* [TASK TO COMPLETE] In the copy, include every entry exactly but none of the images.

* [Figure contents as structured data]
++++
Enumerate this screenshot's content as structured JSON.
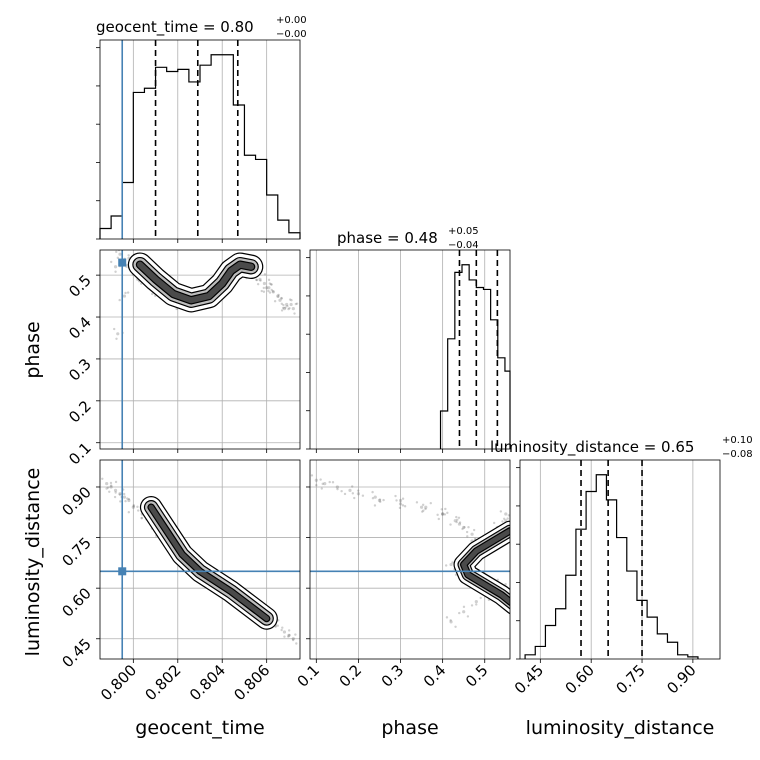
{
  "chart_data": {
    "type": "corner",
    "parameters": [
      "geocent_time",
      "phase",
      "luminosity_distance"
    ],
    "truth_color": "#4682b4",
    "truths": {
      "geocent_time": 0.7995,
      "phase": 0.57,
      "luminosity_distance": 0.65
    },
    "titles": [
      {
        "param": "geocent_time",
        "main": "geocent_time = 0.80",
        "plus": "+0.00",
        "minus": "−0.00"
      },
      {
        "param": "phase",
        "main": "phase = 0.48",
        "plus": "+0.05",
        "minus": "−0.04"
      },
      {
        "param": "luminosity_distance",
        "main": "luminosity_distance = 0.65",
        "plus": "+0.10",
        "minus": "−0.08"
      }
    ],
    "axes": {
      "geocent_time": {
        "range": [
          0.7985,
          0.8075
        ],
        "ticks": [
          0.8,
          0.802,
          0.804,
          0.806
        ],
        "tick_labels": [
          "0.800",
          "0.802",
          "0.804",
          "0.806"
        ],
        "label": "geocent_time"
      },
      "phase": {
        "range": [
          0.085,
          0.56
        ],
        "ticks": [
          0.1,
          0.2,
          0.3,
          0.4,
          0.5
        ],
        "tick_labels": [
          "0.1",
          "0.2",
          "0.3",
          "0.4",
          "0.5"
        ],
        "label": "phase"
      },
      "luminosity_distance": {
        "range": [
          0.39,
          0.98
        ],
        "ticks": [
          0.45,
          0.6,
          0.75,
          0.9
        ],
        "tick_labels": [
          "0.45",
          "0.60",
          "0.75",
          "0.90"
        ],
        "label": "luminosity_distance"
      }
    },
    "histograms": {
      "geocent_time": {
        "bin_edges": [
          0.7985,
          0.799,
          0.7995,
          0.8,
          0.8005,
          0.801,
          0.8015,
          0.802,
          0.8025,
          0.803,
          0.8035,
          0.804,
          0.8045,
          0.805,
          0.8055,
          0.806,
          0.8065,
          0.807,
          0.8075
        ],
        "counts": [
          5,
          11,
          27,
          70,
          72,
          82,
          80,
          81,
          75,
          83,
          88,
          88,
          64,
          40,
          38,
          21,
          9,
          3
        ],
        "quantiles": [
          0.801,
          0.8029,
          0.8047
        ]
      },
      "phase": {
        "bin_edges": [
          0.395,
          0.412,
          0.429,
          0.446,
          0.463,
          0.48,
          0.497,
          0.514,
          0.531,
          0.548,
          0.565
        ],
        "counts": [
          20,
          58,
          93,
          97,
          89,
          85,
          84,
          68,
          48,
          41
        ],
        "quantiles": [
          0.44,
          0.48,
          0.53
        ]
      },
      "luminosity_distance": {
        "bin_edges": [
          0.405,
          0.435,
          0.465,
          0.495,
          0.525,
          0.555,
          0.585,
          0.615,
          0.645,
          0.675,
          0.705,
          0.735,
          0.765,
          0.795,
          0.825,
          0.855,
          0.885,
          0.915
        ],
        "counts": [
          1,
          3,
          8,
          12,
          20,
          31,
          40,
          44,
          38,
          29,
          21,
          14,
          10,
          6,
          4,
          1,
          0.5
        ],
        "quantiles": [
          0.57,
          0.65,
          0.75
        ]
      }
    },
    "samples_2d": {
      "geocent_time_vs_phase": {
        "x": [
          0.7992,
          0.7995,
          0.7998,
          0.8,
          0.8003,
          0.8006,
          0.8009,
          0.8012,
          0.8015,
          0.8018,
          0.8021,
          0.8024,
          0.8027,
          0.803,
          0.8033,
          0.8036,
          0.8039,
          0.8042,
          0.8045,
          0.8048,
          0.8051,
          0.8054,
          0.8057,
          0.806,
          0.8063,
          0.8066,
          0.8069,
          0.8072,
          0.7994,
          0.7999,
          0.8004,
          0.8011,
          0.8017,
          0.8023,
          0.8029,
          0.8035,
          0.8041,
          0.8047,
          0.8053,
          0.8059,
          0.8065,
          0.8071,
          0.7996,
          0.7993,
          0.8002,
          0.801,
          0.802,
          0.803,
          0.804,
          0.805,
          0.8061,
          0.8068
        ],
        "y": [
          0.52,
          0.53,
          0.54,
          0.53,
          0.51,
          0.5,
          0.48,
          0.46,
          0.45,
          0.44,
          0.43,
          0.435,
          0.43,
          0.44,
          0.445,
          0.46,
          0.48,
          0.5,
          0.515,
          0.52,
          0.515,
          0.5,
          0.49,
          0.47,
          0.46,
          0.44,
          0.43,
          0.42,
          0.55,
          0.52,
          0.495,
          0.47,
          0.445,
          0.43,
          0.44,
          0.45,
          0.49,
          0.52,
          0.505,
          0.48,
          0.45,
          0.43,
          0.45,
          0.36,
          0.49,
          0.465,
          0.44,
          0.435,
          0.47,
          0.51,
          0.47,
          0.42
        ]
      },
      "geocent_time_vs_luminosity_distance": {
        "x": [
          0.7988,
          0.7992,
          0.7996,
          0.8,
          0.8004,
          0.8008,
          0.8012,
          0.8016,
          0.802,
          0.8024,
          0.8028,
          0.8032,
          0.8036,
          0.804,
          0.8044,
          0.8048,
          0.8052,
          0.8056,
          0.806,
          0.8064,
          0.8068,
          0.8072,
          0.799,
          0.7994,
          0.7998,
          0.8006,
          0.8014,
          0.8022,
          0.803,
          0.8038,
          0.8046,
          0.8054,
          0.8062,
          0.807
        ],
        "y": [
          0.91,
          0.89,
          0.87,
          0.84,
          0.82,
          0.79,
          0.77,
          0.74,
          0.71,
          0.69,
          0.66,
          0.64,
          0.62,
          0.61,
          0.59,
          0.57,
          0.55,
          0.53,
          0.51,
          0.49,
          0.47,
          0.45,
          0.9,
          0.88,
          0.86,
          0.81,
          0.76,
          0.7,
          0.65,
          0.62,
          0.58,
          0.54,
          0.5,
          0.46
        ]
      },
      "phase_vs_luminosity_distance": {
        "x": [
          0.1,
          0.15,
          0.2,
          0.25,
          0.3,
          0.35,
          0.4,
          0.43,
          0.45,
          0.47,
          0.49,
          0.51,
          0.53,
          0.55,
          0.12,
          0.18,
          0.24,
          0.3,
          0.36,
          0.4,
          0.44,
          0.47,
          0.5,
          0.53,
          0.55,
          0.42,
          0.44,
          0.46,
          0.48,
          0.5,
          0.52,
          0.54,
          0.42,
          0.45,
          0.48,
          0.51,
          0.54
        ],
        "y": [
          0.92,
          0.9,
          0.88,
          0.86,
          0.85,
          0.84,
          0.82,
          0.8,
          0.78,
          0.74,
          0.72,
          0.73,
          0.78,
          0.82,
          0.91,
          0.89,
          0.87,
          0.86,
          0.84,
          0.82,
          0.79,
          0.76,
          0.73,
          0.77,
          0.8,
          0.67,
          0.65,
          0.64,
          0.63,
          0.62,
          0.61,
          0.6,
          0.5,
          0.53,
          0.56,
          0.58,
          0.55
        ]
      }
    },
    "contour_levels_description": "density contours shown as grey filled regions with black outlines"
  }
}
++++
* [WRITTEN SOLUTION]
Enumerate this screenshot's content as structured JSON.
{
  "chart_data": {
    "type": "corner",
    "parameters": [
      "geocent_time",
      "phase",
      "luminosity_distance"
    ],
    "truth_color": "#4682b4",
    "truths": {
      "geocent_time": 0.7995,
      "phase": 0.57,
      "luminosity_distance": 0.65
    },
    "titles": [
      {
        "param": "geocent_time",
        "main": "geocent_time = 0.80",
        "plus": "+0.00",
        "minus": "−0.00"
      },
      {
        "param": "phase",
        "main": "phase = 0.48",
        "plus": "+0.05",
        "minus": "−0.04"
      },
      {
        "param": "luminosity_distance",
        "main": "luminosity_distance = 0.65",
        "plus": "+0.10",
        "minus": "−0.08"
      }
    ],
    "axes": {
      "geocent_time": {
        "range": [
          0.7985,
          0.8075
        ],
        "ticks": [
          0.8,
          0.802,
          0.804,
          0.806
        ],
        "tick_labels": [
          "0.800",
          "0.802",
          "0.804",
          "0.806"
        ],
        "label": "geocent_time"
      },
      "phase": {
        "range": [
          0.085,
          0.56
        ],
        "ticks": [
          0.1,
          0.2,
          0.3,
          0.4,
          0.5
        ],
        "tick_labels": [
          "0.1",
          "0.2",
          "0.3",
          "0.4",
          "0.5"
        ],
        "label": "phase"
      },
      "luminosity_distance": {
        "range": [
          0.39,
          0.98
        ],
        "ticks": [
          0.45,
          0.6,
          0.75,
          0.9
        ],
        "tick_labels": [
          "0.45",
          "0.60",
          "0.75",
          "0.90"
        ],
        "label": "luminosity_distance"
      }
    },
    "histograms": {
      "geocent_time": {
        "bin_edges": [
          0.7985,
          0.799,
          0.7995,
          0.8,
          0.8005,
          0.801,
          0.8015,
          0.802,
          0.8025,
          0.803,
          0.8035,
          0.804,
          0.8045,
          0.805,
          0.8055,
          0.806,
          0.8065,
          0.807,
          0.8075
        ],
        "counts": [
          5,
          11,
          27,
          70,
          72,
          82,
          80,
          81,
          75,
          83,
          88,
          88,
          64,
          40,
          38,
          21,
          9,
          3
        ],
        "quantiles": [
          0.801,
          0.8029,
          0.8047
        ]
      },
      "phase": {
        "bin_edges": [
          0.395,
          0.412,
          0.429,
          0.446,
          0.463,
          0.48,
          0.497,
          0.514,
          0.531,
          0.548,
          0.565
        ],
        "counts": [
          20,
          58,
          93,
          97,
          89,
          85,
          84,
          68,
          48,
          41
        ],
        "quantiles": [
          0.44,
          0.48,
          0.53
        ]
      },
      "luminosity_distance": {
        "bin_edges": [
          0.405,
          0.435,
          0.465,
          0.495,
          0.525,
          0.555,
          0.585,
          0.615,
          0.645,
          0.675,
          0.705,
          0.735,
          0.765,
          0.795,
          0.825,
          0.855,
          0.885,
          0.915
        ],
        "counts": [
          1,
          3,
          8,
          12,
          20,
          31,
          40,
          44,
          38,
          29,
          21,
          14,
          10,
          6,
          4,
          1,
          0.5
        ],
        "quantiles": [
          0.57,
          0.65,
          0.75
        ]
      }
    },
    "samples_2d": {
      "geocent_time_vs_phase": {
        "x": [
          0.7992,
          0.7995,
          0.7998,
          0.8,
          0.8003,
          0.8006,
          0.8009,
          0.8012,
          0.8015,
          0.8018,
          0.8021,
          0.8024,
          0.8027,
          0.803,
          0.8033,
          0.8036,
          0.8039,
          0.8042,
          0.8045,
          0.8048,
          0.8051,
          0.8054,
          0.8057,
          0.806,
          0.8063,
          0.8066,
          0.8069,
          0.8072,
          0.7994,
          0.7999,
          0.8004,
          0.8011,
          0.8017,
          0.8023,
          0.8029,
          0.8035,
          0.8041,
          0.8047,
          0.8053,
          0.8059,
          0.8065,
          0.8071,
          0.7996,
          0.7993,
          0.8002,
          0.801,
          0.802,
          0.803,
          0.804,
          0.805,
          0.8061,
          0.8068
        ],
        "y": [
          0.52,
          0.53,
          0.54,
          0.53,
          0.51,
          0.5,
          0.48,
          0.46,
          0.45,
          0.44,
          0.43,
          0.435,
          0.43,
          0.44,
          0.445,
          0.46,
          0.48,
          0.5,
          0.515,
          0.52,
          0.515,
          0.5,
          0.49,
          0.47,
          0.46,
          0.44,
          0.43,
          0.42,
          0.55,
          0.52,
          0.495,
          0.47,
          0.445,
          0.43,
          0.44,
          0.45,
          0.49,
          0.52,
          0.505,
          0.48,
          0.45,
          0.43,
          0.45,
          0.36,
          0.49,
          0.465,
          0.44,
          0.435,
          0.47,
          0.51,
          0.47,
          0.42
        ]
      },
      "geocent_time_vs_luminosity_distance": {
        "x": [
          0.7988,
          0.7992,
          0.7996,
          0.8,
          0.8004,
          0.8008,
          0.8012,
          0.8016,
          0.802,
          0.8024,
          0.8028,
          0.8032,
          0.8036,
          0.804,
          0.8044,
          0.8048,
          0.8052,
          0.8056,
          0.806,
          0.8064,
          0.8068,
          0.8072,
          0.799,
          0.7994,
          0.7998,
          0.8006,
          0.8014,
          0.8022,
          0.803,
          0.8038,
          0.8046,
          0.8054,
          0.8062,
          0.807
        ],
        "y": [
          0.91,
          0.89,
          0.87,
          0.84,
          0.82,
          0.79,
          0.77,
          0.74,
          0.71,
          0.69,
          0.66,
          0.64,
          0.62,
          0.61,
          0.59,
          0.57,
          0.55,
          0.53,
          0.51,
          0.49,
          0.47,
          0.45,
          0.9,
          0.88,
          0.86,
          0.81,
          0.76,
          0.7,
          0.65,
          0.62,
          0.58,
          0.54,
          0.5,
          0.46
        ]
      },
      "phase_vs_luminosity_distance": {
        "x": [
          0.1,
          0.15,
          0.2,
          0.25,
          0.3,
          0.35,
          0.4,
          0.43,
          0.45,
          0.47,
          0.49,
          0.51,
          0.53,
          0.55,
          0.12,
          0.18,
          0.24,
          0.3,
          0.36,
          0.4,
          0.44,
          0.47,
          0.5,
          0.53,
          0.55,
          0.42,
          0.44,
          0.46,
          0.48,
          0.5,
          0.52,
          0.54,
          0.42,
          0.45,
          0.48,
          0.51,
          0.54
        ],
        "y": [
          0.92,
          0.9,
          0.88,
          0.86,
          0.85,
          0.84,
          0.82,
          0.8,
          0.78,
          0.74,
          0.72,
          0.73,
          0.78,
          0.82,
          0.91,
          0.89,
          0.87,
          0.86,
          0.84,
          0.82,
          0.79,
          0.76,
          0.73,
          0.77,
          0.8,
          0.67,
          0.65,
          0.64,
          0.63,
          0.62,
          0.61,
          0.6,
          0.5,
          0.53,
          0.56,
          0.58,
          0.55
        ]
      }
    },
    "contour_levels_description": "density contours shown as grey filled regions with black outlines"
  }
}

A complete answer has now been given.